### [AIM]
Make an exact transcription of the material, leaving out all images.

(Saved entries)
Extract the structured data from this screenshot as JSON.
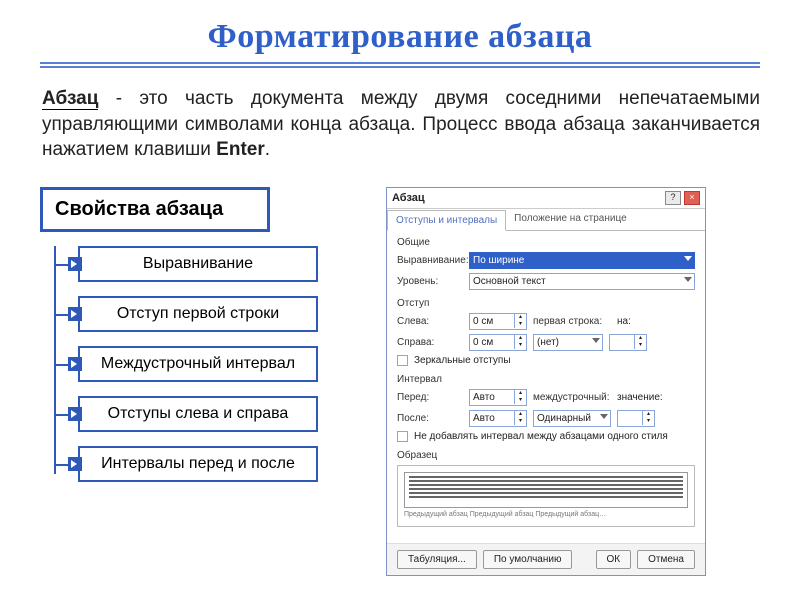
{
  "title": "Форматирование абзаца",
  "definition": {
    "term": "Абзац",
    "body": " - это часть документа между двумя соседними непечатаемыми управляющими символами конца абзаца. Процесс ввода абзаца заканчивается нажатием клавиши ",
    "enter": "Enter",
    "tail": "."
  },
  "properties_heading": "Свойства абзаца",
  "properties": [
    "Выравнивание",
    "Отступ первой строки",
    "Междустрочный интервал",
    "Отступы слева и справа",
    "Интервалы перед и после"
  ],
  "dialog": {
    "title": "Абзац",
    "tabs": {
      "active": "Отступы и интервалы",
      "second": "Положение на странице"
    },
    "group_general": "Общие",
    "align_label": "Выравнивание:",
    "align_value": "По ширине",
    "level_label": "Уровень:",
    "level_value": "Основной текст",
    "group_indent": "Отступ",
    "left_label": "Слева:",
    "left_value": "0 см",
    "firstline_label": "первая строка:",
    "firstline_on_label": "на:",
    "right_label": "Справа:",
    "right_value": "0 см",
    "firstline_value": "(нет)",
    "mirror_label": "Зеркальные отступы",
    "group_spacing": "Интервал",
    "before_label": "Перед:",
    "before_value": "Авто",
    "line_label": "междустрочный:",
    "line_val_label": "значение:",
    "after_label": "После:",
    "after_value": "Авто",
    "line_value": "Одинарный",
    "nostyle_label": "Не добавлять интервал между абзацами одного стиля",
    "preview_title": "Образец",
    "btn_tabs": "Табуляция...",
    "btn_default": "По умолчанию",
    "btn_ok": "ОК",
    "btn_cancel": "Отмена"
  }
}
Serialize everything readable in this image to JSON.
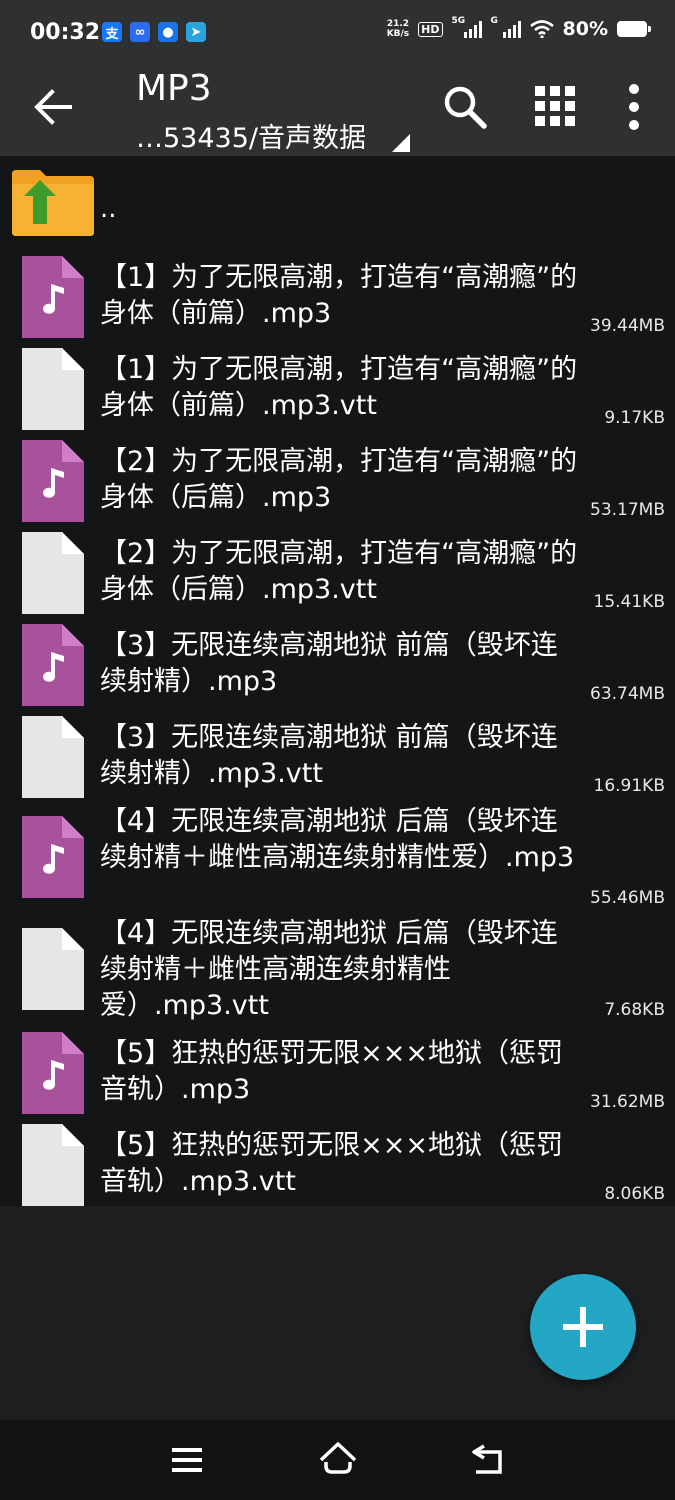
{
  "status_bar": {
    "time": "00:32",
    "net_speed_value": "21.2",
    "net_speed_unit": "KB/s",
    "hd_label": "HD",
    "sim1_tag": "5G",
    "sim2_tag": "G",
    "battery_percent": "80%",
    "app_icons": [
      {
        "name": "alipay-icon",
        "glyph": "支",
        "color": "#1677ff"
      },
      {
        "name": "chat-app-icon",
        "glyph": "∞",
        "color": "#2b6cf0"
      },
      {
        "name": "qq-icon",
        "glyph": "●",
        "color": "#1a74e8"
      },
      {
        "name": "telegram-icon",
        "glyph": "➤",
        "color": "#2aa3df"
      }
    ]
  },
  "app_bar": {
    "title": "MP3",
    "path": "…53435/音声数据"
  },
  "file_list": {
    "parent_label": "..",
    "files": [
      {
        "name": "【1】为了无限高潮，打造有“高潮瘾”的身体（前篇）.mp3",
        "size": "39.44MB",
        "type": "audio"
      },
      {
        "name": "【1】为了无限高潮，打造有“高潮瘾”的身体（前篇）.mp3.vtt",
        "size": "9.17KB",
        "type": "text"
      },
      {
        "name": "【2】为了无限高潮，打造有“高潮瘾”的身体（后篇）.mp3",
        "size": "53.17MB",
        "type": "audio"
      },
      {
        "name": "【2】为了无限高潮，打造有“高潮瘾”的身体（后篇）.mp3.vtt",
        "size": "15.41KB",
        "type": "text"
      },
      {
        "name": "【3】无限连续高潮地狱 前篇（毁坏连续射精）.mp3",
        "size": "63.74MB",
        "type": "audio"
      },
      {
        "name": "【3】无限连续高潮地狱 前篇（毁坏连续射精）.mp3.vtt",
        "size": "16.91KB",
        "type": "text"
      },
      {
        "name": "【4】无限连续高潮地狱 后篇（毁坏连续射精＋雌性高潮连续射精性爱）.mp3",
        "size": "55.46MB",
        "type": "audio"
      },
      {
        "name": "【4】无限连续高潮地狱 后篇（毁坏连续射精＋雌性高潮连续射精性爱）.mp3.vtt",
        "size": "7.68KB",
        "type": "text"
      },
      {
        "name": "【5】狂热的惩罚无限×××地狱（惩罚音轨）.mp3",
        "size": "31.62MB",
        "type": "audio"
      },
      {
        "name": "【5】狂热的惩罚无限×××地狱（惩罚音轨）.mp3.vtt",
        "size": "8.06KB",
        "type": "text"
      }
    ]
  },
  "colors": {
    "audio_icon": "#a8529c",
    "text_icon": "#e6e6e6",
    "fab": "#23a7c4",
    "folder": "#f2a01f",
    "folder_arrow": "#3f9c2a"
  }
}
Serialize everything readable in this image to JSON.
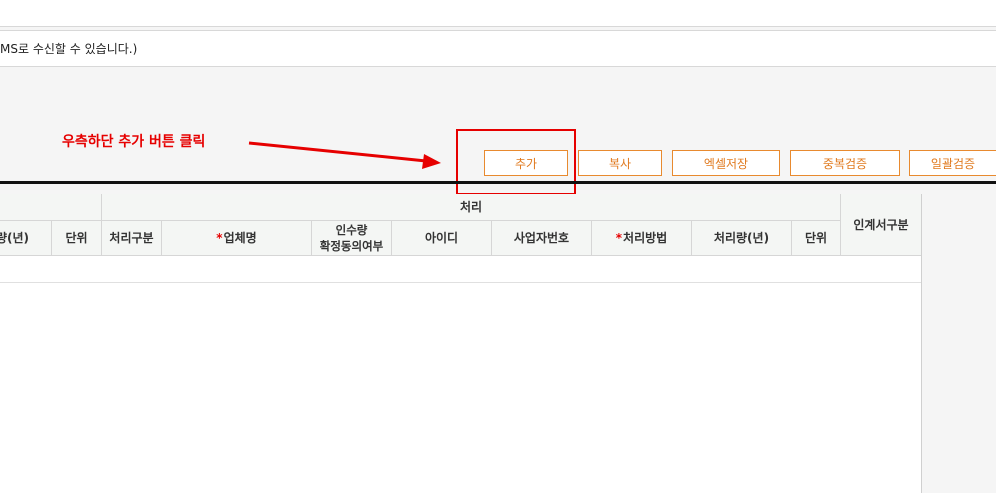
{
  "notice": {
    "text": "MS로 수신할 수 있습니다.)"
  },
  "annotation": {
    "text": "우측하단 추가 버튼 클릭",
    "color": "#e60000"
  },
  "toolbar": {
    "add_label": "추가",
    "copy_label": "복사",
    "excel_save_label": "엑셀저장",
    "duplicate_check_label": "중복검증",
    "batch_check_label": "일괄검증"
  },
  "table": {
    "group_header": "처리",
    "left_headers": {
      "amount": "량(년)",
      "unit": "단위"
    },
    "headers": {
      "process_type": "처리구분",
      "company_name": "업체명",
      "consent": "인수량\n확정동의여부",
      "user_id": "아이디",
      "business_number": "사업자번호",
      "process_method": "처리방법",
      "amount": "처리량(년)",
      "unit": "단위",
      "transfer_doc_type": "인계서구분"
    },
    "required_mark": "*"
  },
  "colors": {
    "accent_orange": "#e88a2f",
    "required_red": "#e60000"
  }
}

### [TASK OUTPUT]
Extract the structured data from this screenshot as JSON.
{
  "title": "Форматирование абзаца",
  "definition": {
    "term": "Абзац",
    "body": " - это часть документа между двумя соседними непечатаемыми управляющими символами конца абзаца. Процесс ввода абзаца заканчивается нажатием клавиши ",
    "enter": "Enter",
    "tail": "."
  },
  "properties_heading": "Свойства абзаца",
  "properties": [
    "Выравнивание",
    "Отступ первой строки",
    "Междустрочный интервал",
    "Отступы слева и справа",
    "Интервалы перед и после"
  ],
  "dialog": {
    "title": "Абзац",
    "tabs": {
      "active": "Отступы и интервалы",
      "second": "Положение на странице"
    },
    "group_general": "Общие",
    "align_label": "Выравнивание:",
    "align_value": "По ширине",
    "level_label": "Уровень:",
    "level_value": "Основной текст",
    "group_indent": "Отступ",
    "left_label": "Слева:",
    "left_value": "0 см",
    "firstline_label": "первая строка:",
    "firstline_on_label": "на:",
    "right_label": "Справа:",
    "right_value": "0 см",
    "firstline_value": "(нет)",
    "mirror_label": "Зеркальные отступы",
    "group_spacing": "Интервал",
    "before_label": "Перед:",
    "before_value": "Авто",
    "line_label": "междустрочный:",
    "line_val_label": "значение:",
    "after_label": "После:",
    "after_value": "Авто",
    "line_value": "Одинарный",
    "nostyle_label": "Не добавлять интервал между абзацами одного стиля",
    "preview_title": "Образец",
    "btn_tabs": "Табуляция...",
    "btn_default": "По умолчанию",
    "btn_ok": "ОК",
    "btn_cancel": "Отмена"
  }
}
Serialize everything readable in this image to JSON.
{
  "status_bar": {
    "time": "00:32",
    "net_speed_value": "21.2",
    "net_speed_unit": "KB/s",
    "hd_label": "HD",
    "sim1_tag": "5G",
    "sim2_tag": "G",
    "battery_percent": "80%",
    "app_icons": [
      {
        "name": "alipay-icon",
        "glyph": "支",
        "color": "#1677ff"
      },
      {
        "name": "chat-app-icon",
        "glyph": "∞",
        "color": "#2b6cf0"
      },
      {
        "name": "qq-icon",
        "glyph": "●",
        "color": "#1a74e8"
      },
      {
        "name": "telegram-icon",
        "glyph": "➤",
        "color": "#2aa3df"
      }
    ]
  },
  "app_bar": {
    "title": "MP3",
    "path": "…53435/音声数据"
  },
  "file_list": {
    "parent_label": "..",
    "files": [
      {
        "name": "【1】为了无限高潮，打造有“高潮瘾”的身体（前篇）.mp3",
        "size": "39.44MB",
        "type": "audio"
      },
      {
        "name": "【1】为了无限高潮，打造有“高潮瘾”的身体（前篇）.mp3.vtt",
        "size": "9.17KB",
        "type": "text"
      },
      {
        "name": "【2】为了无限高潮，打造有“高潮瘾”的身体（后篇）.mp3",
        "size": "53.17MB",
        "type": "audio"
      },
      {
        "name": "【2】为了无限高潮，打造有“高潮瘾”的身体（后篇）.mp3.vtt",
        "size": "15.41KB",
        "type": "text"
      },
      {
        "name": "【3】无限连续高潮地狱 前篇（毁坏连续射精）.mp3",
        "size": "63.74MB",
        "type": "audio"
      },
      {
        "name": "【3】无限连续高潮地狱 前篇（毁坏连续射精）.mp3.vtt",
        "size": "16.91KB",
        "type": "text"
      },
      {
        "name": "【4】无限连续高潮地狱 后篇（毁坏连续射精＋雌性高潮连续射精性爱）.mp3",
        "size": "55.46MB",
        "type": "audio"
      },
      {
        "name": "【4】无限连续高潮地狱 后篇（毁坏连续射精＋雌性高潮连续射精性爱）.mp3.vtt",
        "size": "7.68KB",
        "type": "text"
      },
      {
        "name": "【5】狂热的惩罚无限×××地狱（惩罚音轨）.mp3",
        "size": "31.62MB",
        "type": "audio"
      },
      {
        "name": "【5】狂热的惩罚无限×××地狱（惩罚音轨）.mp3.vtt",
        "size": "8.06KB",
        "type": "text"
      }
    ]
  },
  "colors": {
    "audio_icon": "#a8529c",
    "text_icon": "#e6e6e6",
    "fab": "#23a7c4",
    "folder": "#f2a01f",
    "folder_arrow": "#3f9c2a"
  }
}
Serialize everything readable in this image to JSON.
{
  "notice": {
    "text": "MS로 수신할 수 있습니다.)"
  },
  "annotation": {
    "text": "우측하단 추가 버튼 클릭",
    "color": "#e60000"
  },
  "toolbar": {
    "add_label": "추가",
    "copy_label": "복사",
    "excel_save_label": "엑셀저장",
    "duplicate_check_label": "중복검증",
    "batch_check_label": "일괄검증"
  },
  "table": {
    "group_header": "처리",
    "left_headers": {
      "amount": "량(년)",
      "unit": "단위"
    },
    "headers": {
      "process_type": "처리구분",
      "company_name": "업체명",
      "consent": "인수량\n확정동의여부",
      "user_id": "아이디",
      "business_number": "사업자번호",
      "process_method": "처리방법",
      "amount": "처리량(년)",
      "unit": "단위",
      "transfer_doc_type": "인계서구분"
    },
    "required_mark": "*"
  },
  "colors": {
    "accent_orange": "#e88a2f",
    "required_red": "#e60000"
  }
}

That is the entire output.